*TO DO*: Repeat the listing exactly as given, omitting every image.

*RECORDED DATA*:

§ §

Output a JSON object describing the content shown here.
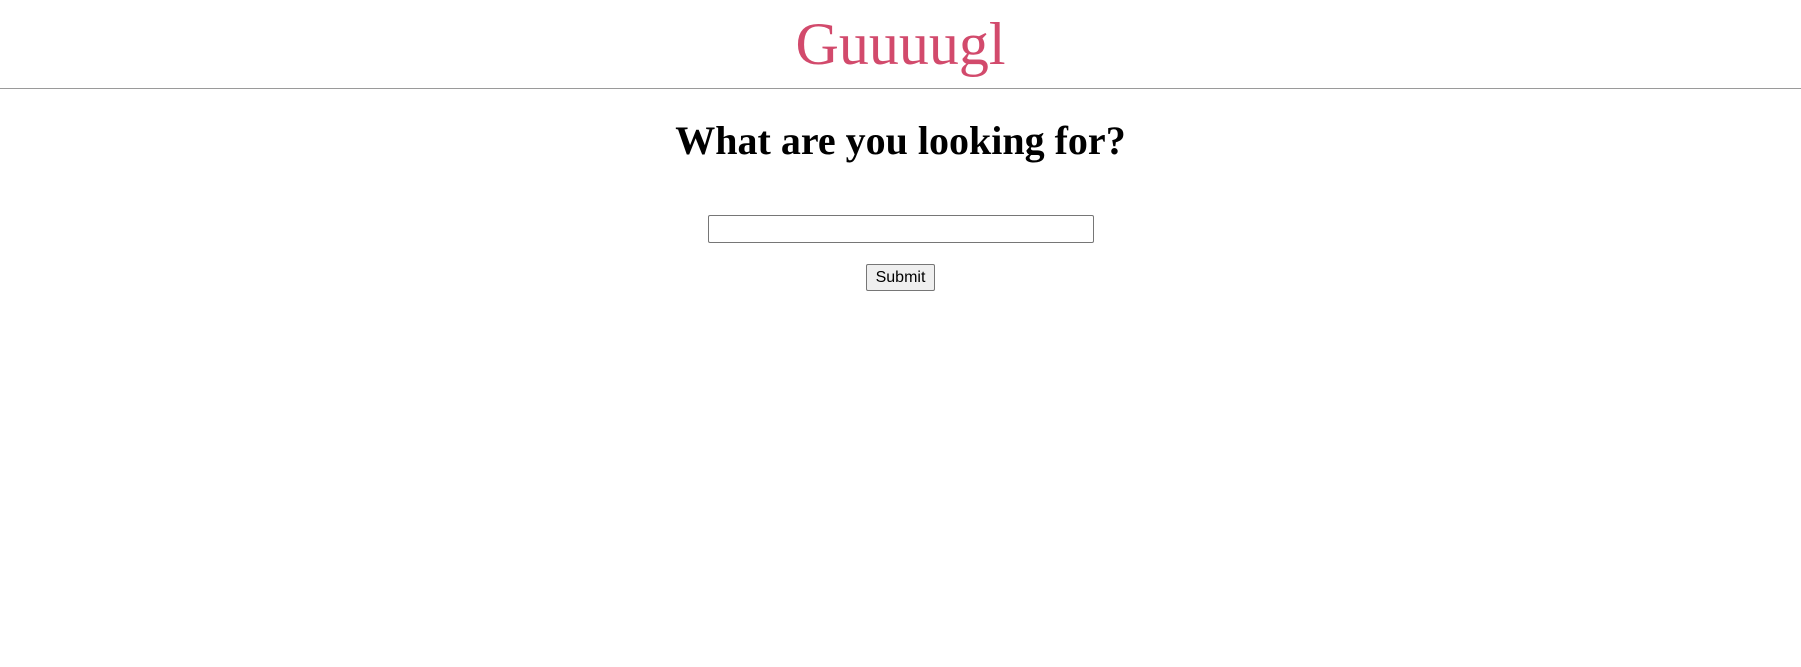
{
  "header": {
    "brand": "Guuuugl",
    "brand_color": "#d24a6c"
  },
  "main": {
    "title": "What are you looking for?",
    "search": {
      "value": "",
      "placeholder": ""
    },
    "submit_label": "Submit"
  }
}
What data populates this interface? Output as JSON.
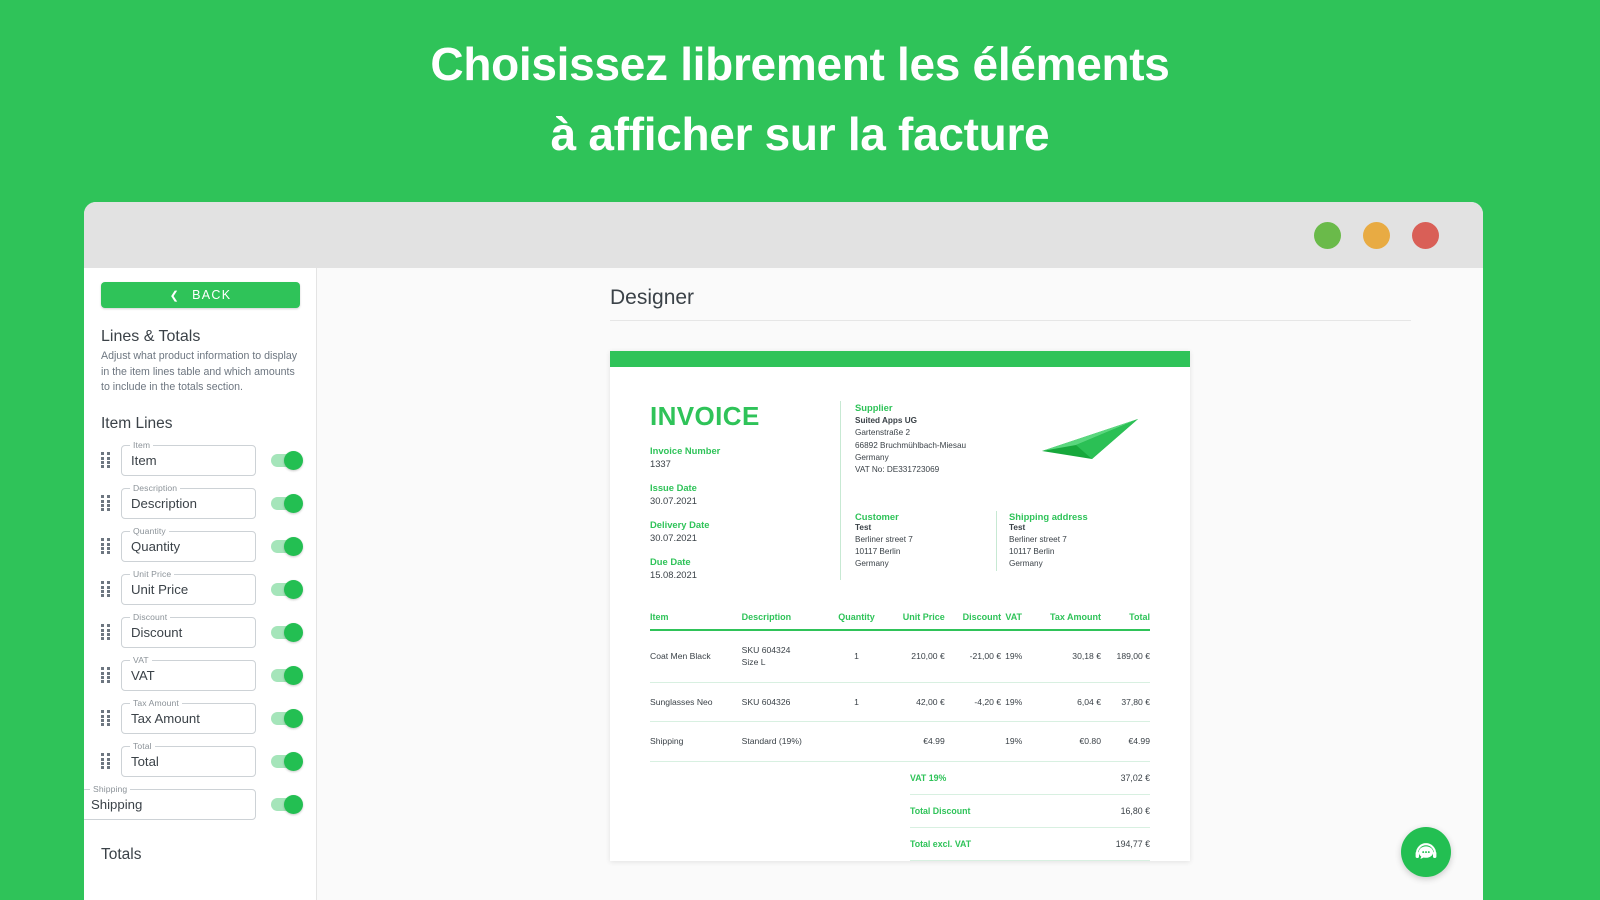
{
  "hero": {
    "line1": "Choisissez librement les éléments",
    "line2": "à afficher sur la facture"
  },
  "colors": {
    "brand_green": "#2fc359",
    "toggle_on": "#23bf52",
    "dot_green": "#6aba4a",
    "dot_amber": "#e8ab43",
    "dot_red": "#d95f57"
  },
  "window": {
    "dots": [
      "dot-green",
      "dot-amber",
      "dot-red"
    ]
  },
  "sidebar": {
    "back_label": "BACK",
    "back_icon": "chevron-left-icon",
    "panel_title": "Lines & Totals",
    "panel_desc": "Adjust what product information to display in the item lines table and which amounts to include in the totals section.",
    "section_title": "Item Lines",
    "totals_title": "Totals",
    "fields": [
      {
        "legend": "Item",
        "value": "Item",
        "toggle": "on",
        "draggable": true
      },
      {
        "legend": "Description",
        "value": "Description",
        "toggle": "on",
        "draggable": true
      },
      {
        "legend": "Quantity",
        "value": "Quantity",
        "toggle": "on",
        "draggable": true
      },
      {
        "legend": "Unit Price",
        "value": "Unit Price",
        "toggle": "on",
        "draggable": true
      },
      {
        "legend": "Discount",
        "value": "Discount",
        "toggle": "on",
        "draggable": true
      },
      {
        "legend": "VAT",
        "value": "VAT",
        "toggle": "on",
        "draggable": true
      },
      {
        "legend": "Tax Amount",
        "value": "Tax Amount",
        "toggle": "on",
        "draggable": true
      },
      {
        "legend": "Total",
        "value": "Total",
        "toggle": "on",
        "draggable": true
      },
      {
        "legend": "Shipping",
        "value": "Shipping",
        "toggle": "on",
        "draggable": false
      }
    ]
  },
  "main": {
    "designer_title": "Designer"
  },
  "invoice": {
    "title": "INVOICE",
    "meta": [
      {
        "label": "Invoice Number",
        "value": "1337"
      },
      {
        "label": "Issue Date",
        "value": "30.07.2021"
      },
      {
        "label": "Delivery Date",
        "value": "30.07.2021"
      },
      {
        "label": "Due Date",
        "value": "15.08.2021"
      }
    ],
    "supplier": {
      "label": "Supplier",
      "name": "Suited Apps UG",
      "lines": [
        "Gartenstraße 2",
        "66892 Bruchmühlbach-Miesau",
        "Germany",
        "VAT No: DE331723069"
      ]
    },
    "customer": {
      "label": "Customer",
      "name": "Test",
      "lines": [
        "Berliner street 7",
        "10117 Berlin",
        "Germany"
      ]
    },
    "shipping_address": {
      "label": "Shipping address",
      "name": "Test",
      "lines": [
        "Berliner street 7",
        "10117 Berlin",
        "Germany"
      ]
    },
    "logo_icon": "paper-plane-logo",
    "table": {
      "headers": [
        "Item",
        "Description",
        "Quantity",
        "Unit Price",
        "Discount",
        "VAT",
        "Tax Amount",
        "Total"
      ],
      "rows": [
        {
          "item": "Coat Men Black",
          "description": "SKU 604324",
          "description2": "Size L",
          "quantity": "1",
          "unit_price": "210,00 €",
          "discount": "-21,00 €",
          "vat": "19%",
          "tax_amount": "30,18 €",
          "total": "189,00 €"
        },
        {
          "item": "Sunglasses Neo",
          "description": "SKU 604326",
          "description2": "",
          "quantity": "1",
          "unit_price": "42,00 €",
          "discount": "-4,20 €",
          "vat": "19%",
          "tax_amount": "6,04 €",
          "total": "37,80 €"
        },
        {
          "item": "Shipping",
          "description": "Standard (19%)",
          "description2": "",
          "quantity": "",
          "unit_price": "€4.99",
          "discount": "",
          "vat": "19%",
          "tax_amount": "€0.80",
          "total": "€4.99"
        }
      ]
    },
    "totals": [
      {
        "label": "VAT 19%",
        "value": "37,02 €"
      },
      {
        "label": "Total Discount",
        "value": "16,80 €"
      },
      {
        "label": "Total excl. VAT",
        "value": "194,77 €"
      }
    ]
  },
  "chat": {
    "icon": "headset-chat-icon"
  }
}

§ §

*TASK SOLUTION*:
Output a JSON object describing the content shown here.
{
  "header": {
    "brand": "Guuuugl",
    "brand_color": "#d24a6c"
  },
  "main": {
    "title": "What are you looking for?",
    "search": {
      "value": "",
      "placeholder": ""
    },
    "submit_label": "Submit"
  }
}
What data populates this interface? Output as JSON.
{
  "hero": {
    "line1": "Choisissez librement les éléments",
    "line2": "à afficher sur la facture"
  },
  "colors": {
    "brand_green": "#2fc359",
    "toggle_on": "#23bf52",
    "dot_green": "#6aba4a",
    "dot_amber": "#e8ab43",
    "dot_red": "#d95f57"
  },
  "window": {
    "dots": [
      "dot-green",
      "dot-amber",
      "dot-red"
    ]
  },
  "sidebar": {
    "back_label": "BACK",
    "back_icon": "chevron-left-icon",
    "panel_title": "Lines & Totals",
    "panel_desc": "Adjust what product information to display in the item lines table and which amounts to include in the totals section.",
    "section_title": "Item Lines",
    "totals_title": "Totals",
    "fields": [
      {
        "legend": "Item",
        "value": "Item",
        "toggle": "on",
        "draggable": true
      },
      {
        "legend": "Description",
        "value": "Description",
        "toggle": "on",
        "draggable": true
      },
      {
        "legend": "Quantity",
        "value": "Quantity",
        "toggle": "on",
        "draggable": true
      },
      {
        "legend": "Unit Price",
        "value": "Unit Price",
        "toggle": "on",
        "draggable": true
      },
      {
        "legend": "Discount",
        "value": "Discount",
        "toggle": "on",
        "draggable": true
      },
      {
        "legend": "VAT",
        "value": "VAT",
        "toggle": "on",
        "draggable": true
      },
      {
        "legend": "Tax Amount",
        "value": "Tax Amount",
        "toggle": "on",
        "draggable": true
      },
      {
        "legend": "Total",
        "value": "Total",
        "toggle": "on",
        "draggable": true
      },
      {
        "legend": "Shipping",
        "value": "Shipping",
        "toggle": "on",
        "draggable": false
      }
    ]
  },
  "main": {
    "designer_title": "Designer"
  },
  "invoice": {
    "title": "INVOICE",
    "meta": [
      {
        "label": "Invoice Number",
        "value": "1337"
      },
      {
        "label": "Issue Date",
        "value": "30.07.2021"
      },
      {
        "label": "Delivery Date",
        "value": "30.07.2021"
      },
      {
        "label": "Due Date",
        "value": "15.08.2021"
      }
    ],
    "supplier": {
      "label": "Supplier",
      "name": "Suited Apps UG",
      "lines": [
        "Gartenstraße 2",
        "66892 Bruchmühlbach-Miesau",
        "Germany",
        "VAT No: DE331723069"
      ]
    },
    "customer": {
      "label": "Customer",
      "name": "Test",
      "lines": [
        "Berliner street 7",
        "10117 Berlin",
        "Germany"
      ]
    },
    "shipping_address": {
      "label": "Shipping address",
      "name": "Test",
      "lines": [
        "Berliner street 7",
        "10117 Berlin",
        "Germany"
      ]
    },
    "logo_icon": "paper-plane-logo",
    "table": {
      "headers": [
        "Item",
        "Description",
        "Quantity",
        "Unit Price",
        "Discount",
        "VAT",
        "Tax Amount",
        "Total"
      ],
      "rows": [
        {
          "item": "Coat Men Black",
          "description": "SKU 604324",
          "description2": "Size L",
          "quantity": "1",
          "unit_price": "210,00 €",
          "discount": "-21,00 €",
          "vat": "19%",
          "tax_amount": "30,18 €",
          "total": "189,00 €"
        },
        {
          "item": "Sunglasses Neo",
          "description": "SKU 604326",
          "description2": "",
          "quantity": "1",
          "unit_price": "42,00 €",
          "discount": "-4,20 €",
          "vat": "19%",
          "tax_amount": "6,04 €",
          "total": "37,80 €"
        },
        {
          "item": "Shipping",
          "description": "Standard (19%)",
          "description2": "",
          "quantity": "",
          "unit_price": "€4.99",
          "discount": "",
          "vat": "19%",
          "tax_amount": "€0.80",
          "total": "€4.99"
        }
      ]
    },
    "totals": [
      {
        "label": "VAT 19%",
        "value": "37,02 €"
      },
      {
        "label": "Total Discount",
        "value": "16,80 €"
      },
      {
        "label": "Total excl. VAT",
        "value": "194,77 €"
      }
    ]
  },
  "chat": {
    "icon": "headset-chat-icon"
  }
}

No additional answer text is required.